EXERCISE A ▸ Repeat the records from the line containing "settings-option-label: Uitschakelen [338,369,401,381]" through the line containing "window-title: Internet-opties [8,7,99,22]", keeping each line character for character.

--*--

Add PDFDocEncoding to standard codecs

johns1c · April 21, 2022, 9:21am

Python is commonly used to manipulate PDF files and the file format has been for some time an open standard. Packages such as PyPDF2, PDFMiner and user written python code have taken different approaches to parsing these files and dealing with the encodings used. Although the Codecs package can be extended this is not trivial and has performance hits compared with using a built in codec so in practice many use Latin-1 which is slightly different to PDFDocEncoding i.e is wrong.

Python advertises it is “batteries included” and has built in support for other widely used formats. This change would go some way to supporting those processing PDFs using Python and would allow a canonical solution to be used across packages and code “one method to rule them all”.

There are already examples of supporting PDF artifacts in the standard library. For example, the base64 module supports ASCI85 encoded strings, optionally surrounded by the <~ and `~>’ tags since Python 3.4.

Such a change should be implemented in a way that is performant and compliant with the specification. This would be a major advantage compared to the current approaches.

malemburg · April 21, 2022, 10:37am

We’re generally hesitant to add new encodings to Python, but this appears to be a case where the basic criteria are fulfilled:

in current use
in wide-spread use
won’t get replaced by e.g. UTF-8 anytime soon

I’ve done some research and found these resources:

PDF Reference 1.7 (from archive.org, since the original Adobe link doesn’t work anymore)

--*--

EXERCISE B ▸ Reproduce the stretch of the forum thread on adding PDFDocEncoding from "Add PDFDocEncoding to" through "i.e is wrong." word for word.

--*--

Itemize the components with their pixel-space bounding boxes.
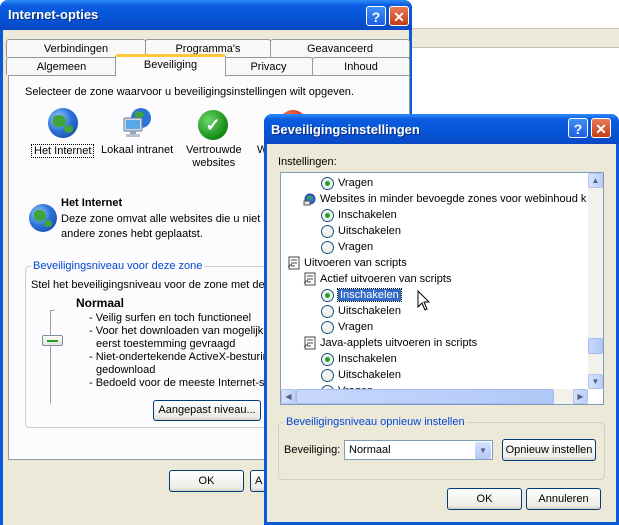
settings-option-label: Uitschakelen [338,369,401,381]
settings-category-label: Uitvoeren van scripts [304,257,407,269]
internet-options-titlebar[interactable]: Internet-opties ? ✕ [0,0,412,30]
mouse-cursor-icon [417,290,431,311]
scroll-down-icon[interactable]: ▼ [588,374,603,389]
settings-option[interactable]: Uitschakelen [281,368,588,384]
security-level-group-label: Beveiligingsniveau voor deze zone [31,260,205,272]
dialog-help-icon[interactable]: ? [568,118,588,138]
setting-icon [303,193,316,206]
tab-beveiliging[interactable]: Beveiliging [115,54,226,77]
horizontal-scroll-thumb[interactable] [296,389,554,404]
level-item-2: - Voor het downloaden van mogelijk o [89,325,273,337]
level-item-4: - Niet-ondertekende ActiveX-besturin [89,351,269,363]
level-name: Normaal [76,296,125,310]
scroll-right-icon[interactable]: ▶ [573,389,588,404]
security-slider-thumb[interactable] [42,335,63,346]
settings-option-label: Inschakelen [338,209,397,221]
settings-option[interactable]: Uitschakelen [281,304,588,320]
check-icon: ✓ [198,110,228,140]
settings-option-label: Inschakelen [338,353,397,365]
ok-button[interactable]: OK [169,470,244,492]
settings-option[interactable]: Vragen [281,240,588,256]
dialog-cancel-button[interactable]: Annuleren [526,488,601,510]
script-icon [303,272,316,286]
radio-button[interactable] [321,369,334,382]
settings-list: Vragen Websites in minder bevoegde zones … [281,173,588,389]
dialog-close-icon[interactable]: ✕ [591,118,611,138]
settings-option[interactable]: Vragen [281,320,588,336]
reset-button[interactable]: Opnieuw instellen [502,439,596,461]
settings-option[interactable]: Inschakelen [281,288,588,304]
radio-button[interactable] [321,177,334,190]
tab-inhoud[interactable]: Inhoud [312,57,410,75]
zone-description-line1: Deze zone omvat alle websites die u niet… [61,213,272,225]
settings-option-label: Vragen [338,177,374,189]
settings-option-label: Uitschakelen [338,225,401,237]
window-title: Internet-opties [8,7,99,22]
security-settings-client: Instellingen: Vragen Websites in minder b… [267,144,616,522]
zone-globe-icon [29,204,57,232]
settings-option[interactable]: Inschakelen [281,352,588,368]
level-item-6: - Bedoeld voor de meeste Internet-site [89,377,277,389]
settings-option-label: Vragen [338,241,374,253]
settings-option[interactable]: Uitschakelen [281,224,588,240]
dialog-title: Beveiligingsinstellingen [271,122,420,137]
settings-category-label: Java-applets uitvoeren in scripts [320,337,478,349]
tab-privacy[interactable]: Privacy [224,57,313,75]
radio-button[interactable] [321,209,334,222]
chevron-down-icon[interactable]: ▼ [475,442,491,459]
level-item-3: eerst toestemming gevraagd [96,338,236,350]
radio-button[interactable] [321,289,334,302]
reset-level-value: Normaal [349,444,391,456]
help-icon[interactable]: ? [366,6,386,26]
level-item-5: gedownload [96,364,156,376]
reset-security-label: Beveiliging: [284,444,341,456]
script-icon [287,256,300,270]
radio-button[interactable] [321,353,334,366]
horizontal-scrollbar[interactable]: ◀ ▶ [281,389,588,404]
close-icon[interactable]: ✕ [389,6,409,26]
zone-label-trusted: Vertrouwde websites [186,144,242,169]
settings-category[interactable]: Actief uitvoeren van scripts [281,272,588,288]
settings-option-label: Inschakelen [337,288,402,302]
background-toolbar [412,28,619,48]
security-slider-track[interactable] [50,310,55,404]
scroll-up-icon[interactable]: ▲ [588,173,603,188]
computer-icon [123,108,151,137]
settings-label: Instellingen: [278,156,337,168]
radio-button[interactable] [321,225,334,238]
script-icon [303,336,316,350]
reset-level-select[interactable]: Normaal ▼ [344,440,493,460]
settings-category-label: Websites in minder bevoegde zones voor w… [320,193,587,205]
settings-listbox[interactable]: Vragen Websites in minder bevoegde zones … [280,172,604,405]
zone-title: Het Internet [61,197,123,209]
custom-level-button[interactable]: Aangepast niveau... [153,400,261,421]
settings-category-label: Actief uitvoeren van scripts [320,273,452,285]
settings-option[interactable]: Inschakelen [281,208,588,224]
reset-level-group-label: Beveiligingsniveau opnieuw instellen [284,416,467,428]
level-prompt: Stel het beveiligingsniveau voor de zone… [31,279,274,291]
dialog-ok-button[interactable]: OK [447,488,522,510]
security-settings-dialog: Beveiligingsinstellingen ? ✕ Instellinge… [264,114,619,525]
zone-description-line2: andere zones hebt geplaatst. [61,228,203,240]
radio-button[interactable] [321,241,334,254]
settings-category[interactable]: Websites in minder bevoegde zones voor w… [281,192,588,208]
zone-label-internet: Het Internet [31,144,95,158]
level-item-1: - Veilig surfen en toch functioneel [89,312,252,324]
radio-button[interactable] [321,321,334,334]
settings-option[interactable]: Vragen [281,176,588,192]
settings-option-label: Vragen [338,321,374,333]
vertical-scroll-thumb[interactable] [588,338,603,354]
globe-icon [48,108,78,138]
vertical-scrollbar[interactable]: ▲ ▼ [588,173,603,389]
tab-algemeen[interactable]: Algemeen [6,57,117,75]
settings-category[interactable]: Java-applets uitvoeren in scripts [281,336,588,352]
security-settings-titlebar[interactable]: Beveiligingsinstellingen ? ✕ [264,114,619,144]
settings-option-label: Uitschakelen [338,305,401,317]
radio-button[interactable] [321,305,334,318]
tab-geavanceerd[interactable]: Geavanceerd [270,39,410,57]
settings-category[interactable]: Uitvoeren van scripts [281,256,588,272]
zone-label-intranet: Lokaal intranet [101,144,174,156]
scroll-left-icon[interactable]: ◀ [281,389,296,404]
zone-prompt: Selecteer de zone waarvoor u beveiliging… [25,86,354,98]
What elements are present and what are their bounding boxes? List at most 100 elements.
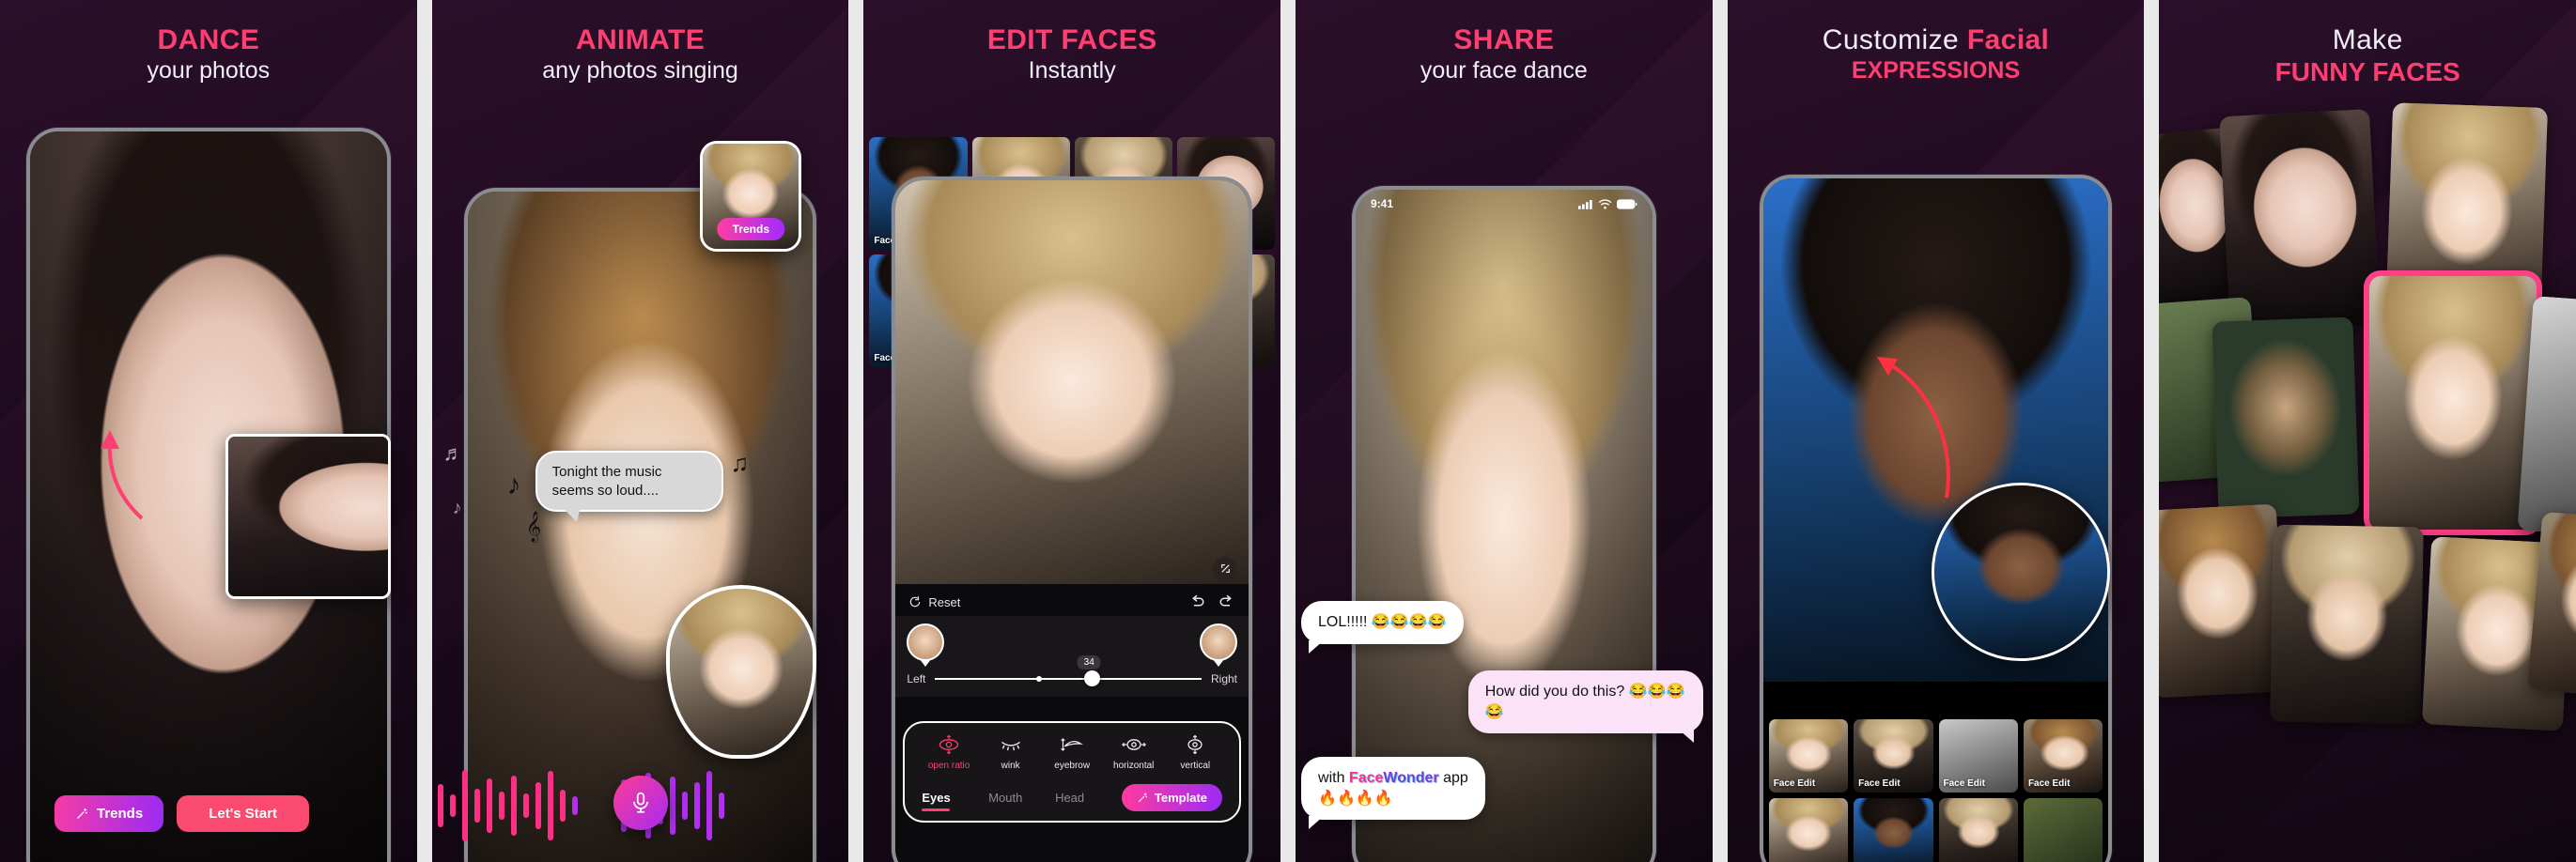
- panel-dance: DANCE your photos Trends Let's Start: [0, 0, 417, 862]
- face-edit-thumb[interactable]: Face Edit: [1768, 719, 1849, 793]
- tab-head[interactable]: Head: [1055, 791, 1122, 805]
- tool-vertical[interactable]: vertical: [1167, 734, 1224, 771]
- headline-secondary: EXPRESSIONS: [1851, 56, 2021, 84]
- panel-share: SHARE your face dance 9:41 LOL!!!!! 😂😂😂😂…: [1296, 0, 1713, 862]
- panel-header-edit: EDIT FACES Instantly: [863, 0, 1280, 85]
- battery-icon: [1616, 198, 1637, 209]
- face-edit-thumb[interactable]: [1768, 798, 1849, 862]
- chat-text: LOL!!!!! 😂😂😂😂: [1318, 614, 1447, 630]
- status-bar: 9:41: [1356, 190, 1653, 218]
- action-button-row: Trends Let's Start: [54, 795, 309, 832]
- headline-secondary: FUNNY FACES: [2274, 56, 2460, 86]
- chat-suffix: app: [1438, 770, 1468, 786]
- tool-label: open ratio: [927, 761, 970, 771]
- tool-label: eyebrow: [1054, 761, 1091, 771]
- lyric-text: Tonight the music seems so loud....: [551, 464, 662, 499]
- curved-arrow-icon: [101, 430, 144, 520]
- tool-label: horizontal: [1113, 761, 1155, 771]
- collage-tile[interactable]: [2527, 511, 2576, 700]
- template-button[interactable]: Template: [1121, 784, 1223, 811]
- trends-button[interactable]: Trends: [54, 795, 164, 832]
- slider-face-right[interactable]: [1200, 623, 1238, 662]
- headline-primary: ANIMATE: [575, 24, 706, 55]
- face-edit-label: Face Edit: [1858, 778, 1901, 789]
- panel-edit-faces: EDIT FACES Instantly Face Edit Face Edit…: [863, 0, 1281, 862]
- tool-open-ratio[interactable]: open ratio: [920, 734, 977, 771]
- signal-icon: [1577, 199, 1592, 209]
- expand-button[interactable]: [1213, 556, 1238, 581]
- reset-icon: [910, 596, 921, 608]
- music-note-icon: ♫: [730, 449, 750, 477]
- photo-singing-face: [670, 589, 814, 755]
- collage-tile[interactable]: [2270, 524, 2425, 725]
- face-edit-thumbnail-grid: Face Edit Face Edit Face Edit Face Edit: [1763, 714, 2109, 862]
- redo-icon[interactable]: [1218, 593, 1235, 610]
- tool-label: vertical: [1180, 761, 1211, 771]
- slider-face-left[interactable]: [907, 623, 945, 662]
- headline-primary: Customize Facial: [1728, 24, 2145, 56]
- undo-redo-group: [1188, 593, 1235, 610]
- lets-start-button[interactable]: Let's Start: [177, 795, 309, 832]
- panel-header-funny: Make FUNNY FACES: [2159, 0, 2576, 88]
- panel-expressions: Customize Facial EXPRESSIONS Face Edit F…: [1727, 0, 2145, 862]
- panel-animate: ANIMATE any photos singing Trends Tonigh…: [431, 0, 849, 862]
- tool-horizontal[interactable]: horizontal: [1105, 734, 1162, 771]
- slider-knob[interactable]: [1084, 670, 1101, 687]
- trends-preview-card[interactable]: Trends: [700, 141, 802, 252]
- face-edit-label: Face Edit: [1943, 778, 1985, 789]
- record-mic-button[interactable]: [613, 776, 668, 830]
- face-edit-thumb[interactable]: Face Edit: [1854, 719, 1933, 793]
- face-edit-thumb[interactable]: [1938, 798, 2018, 862]
- chat-bubble-incoming: LOL!!!!! 😂😂😂😂: [1301, 601, 1464, 654]
- template-button-label: Template: [1154, 791, 1208, 805]
- headline-secondary: any photos singing: [542, 56, 738, 84]
- headline-primary: Make: [2332, 24, 2403, 55]
- slider-row: Left 34 Right: [907, 655, 1238, 687]
- tab-eyes[interactable]: Eyes: [922, 791, 988, 811]
- slider-value: 34: [1077, 655, 1101, 670]
- reset-button[interactable]: Reset: [908, 595, 960, 609]
- trends-button-label: Trends: [97, 806, 144, 822]
- wifi-icon: [1598, 198, 1612, 208]
- lyric-speech-bubble: Tonight the music seems so loud....: [535, 451, 723, 522]
- chat-bubble-brand: with FaceWonder app 🔥🔥🔥🔥: [1301, 757, 1485, 830]
- collage-tile-selected[interactable]: [2364, 270, 2543, 535]
- panel-header-animate: ANIMATE any photos singing: [432, 0, 849, 85]
- slider-face-previews: [907, 623, 1238, 662]
- panel-header-expressions: Customize Facial EXPRESSIONS: [1728, 0, 2145, 85]
- face-edit-thumb[interactable]: Face Edit: [2023, 719, 2103, 793]
- eyebrow-icon: [1061, 738, 1084, 751]
- photo-main-edit: [895, 180, 1249, 599]
- editor-toolbar: open ratio wink eyebrow horizontal verti…: [903, 721, 1242, 823]
- headline-plain: Customize: [1822, 24, 1967, 55]
- slider-track[interactable]: 34: [935, 655, 1202, 687]
- collage-tile[interactable]: [2159, 503, 2287, 699]
- slider-center-dot: [1036, 676, 1043, 683]
- face-edit-label: Face Edit: [1773, 778, 1816, 789]
- chat-bubble-outgoing: How did you do this? 😂😂😂😂: [1467, 670, 1703, 744]
- music-note-icon: ♪: [506, 469, 521, 500]
- eye-wink-icon: [1001, 741, 1020, 751]
- app-store-screenshot-strip: DANCE your photos Trends Let's Start ANI…: [0, 0, 2576, 862]
- tool-eyebrow[interactable]: eyebrow: [1043, 734, 1100, 771]
- tool-wink[interactable]: wink: [982, 734, 1039, 771]
- result-face-bubble: [1932, 483, 2111, 661]
- face-edit-thumb[interactable]: [1854, 798, 1933, 862]
- face-edit-thumb[interactable]: [2023, 798, 2103, 862]
- undo-icon[interactable]: [1188, 593, 1205, 610]
- headline-primary: DANCE: [157, 24, 260, 55]
- face-edit-thumb[interactable]: Face Edit: [1938, 719, 2018, 793]
- editor-tab-row: Eyes Mouth Head Template: [914, 784, 1230, 811]
- reset-label: Reset: [928, 594, 961, 609]
- magic-wand-icon: [77, 808, 87, 819]
- trends-pill-label[interactable]: Trends: [717, 218, 785, 240]
- headline-primary: SHARE: [1453, 24, 1555, 55]
- collage-tile[interactable]: [2211, 316, 2360, 519]
- slider-right-label: Right: [1211, 672, 1238, 686]
- music-note-icon: ♪: [452, 498, 462, 518]
- result-preview-card[interactable]: [225, 434, 391, 599]
- headline-secondary: your face dance: [1420, 56, 1588, 84]
- brand-wordmark: FaceWonder: [1349, 770, 1439, 786]
- panel-header-dance: DANCE your photos: [0, 0, 417, 85]
- tab-mouth[interactable]: Mouth: [988, 791, 1055, 805]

--*--

WORKED ANSWER A ▸
settings-option-label: Uitschakelen [338,369,401,381]
settings-category-label: Uitvoeren van scripts [304,257,407,269]
internet-options-titlebar[interactable]: Internet-opties ? ✕ [0,0,412,30]
mouse-cursor-icon [417,290,431,311]
scroll-down-icon[interactable]: ▼ [588,374,603,389]
settings-option[interactable]: Uitschakelen [281,368,588,384]
security-level-group-label: Beveiligingsniveau voor deze zone [31,260,205,272]
dialog-help-icon[interactable]: ? [568,118,588,138]
setting-icon [303,193,316,206]
tab-beveiliging[interactable]: Beveiliging [115,54,226,77]
horizontal-scroll-thumb[interactable] [296,389,554,404]
level-item-2: - Voor het downloaden van mogelijk o [89,325,273,337]
level-item-4: - Niet-ondertekende ActiveX-besturin [89,351,269,363]
level-name: Normaal [76,296,125,310]
scroll-right-icon[interactable]: ▶ [573,389,588,404]
security-slider-thumb[interactable] [42,335,63,346]
settings-option-label: Inschakelen [338,209,397,221]
settings-option[interactable]: Uitschakelen [281,304,588,320]
check-icon: ✓ [198,110,228,140]
settings-option-label: Inschakelen [338,353,397,365]
ok-button[interactable]: OK [169,470,244,492]
settings-option[interactable]: Vragen [281,240,588,256]
dialog-cancel-button[interactable]: Annuleren [526,488,601,510]
script-icon [303,272,316,286]
radio-button[interactable] [321,369,334,382]
settings-list: Vragen Websites in minder bevoegde zones … [281,173,588,389]
dialog-close-icon[interactable]: ✕ [591,118,611,138]
settings-option[interactable]: Vragen [281,320,588,336]
reset-button[interactable]: Opnieuw instellen [502,439,596,461]
settings-option[interactable]: Inschakelen [281,288,588,304]
radio-button[interactable] [321,177,334,190]
tab-inhoud[interactable]: Inhoud [312,57,410,75]
zone-description-line1: Deze zone omvat alle websites die u niet… [61,213,272,225]
settings-option-label: Vragen [338,177,374,189]
settings-option-label: Uitschakelen [338,225,401,237]
window-title: Internet-opties [8,7,99,22]

WORKED ANSWER B ▸
Add PDFDocEncoding to standard codecs

johns1c · April 21, 2022, 9:21am

Python is commonly used to manipulate PDF files and the file format has been for some time an open standard. Packages such as PyPDF2, PDFMiner and user written python code have taken different approaches to parsing these files and dealing with the encodings used. Although the Codecs package can be extended this is not trivial and has performance hits compared with using a built in codec so in practice many use Latin-1 which is slightly different to PDFDocEncoding i.e is wrong.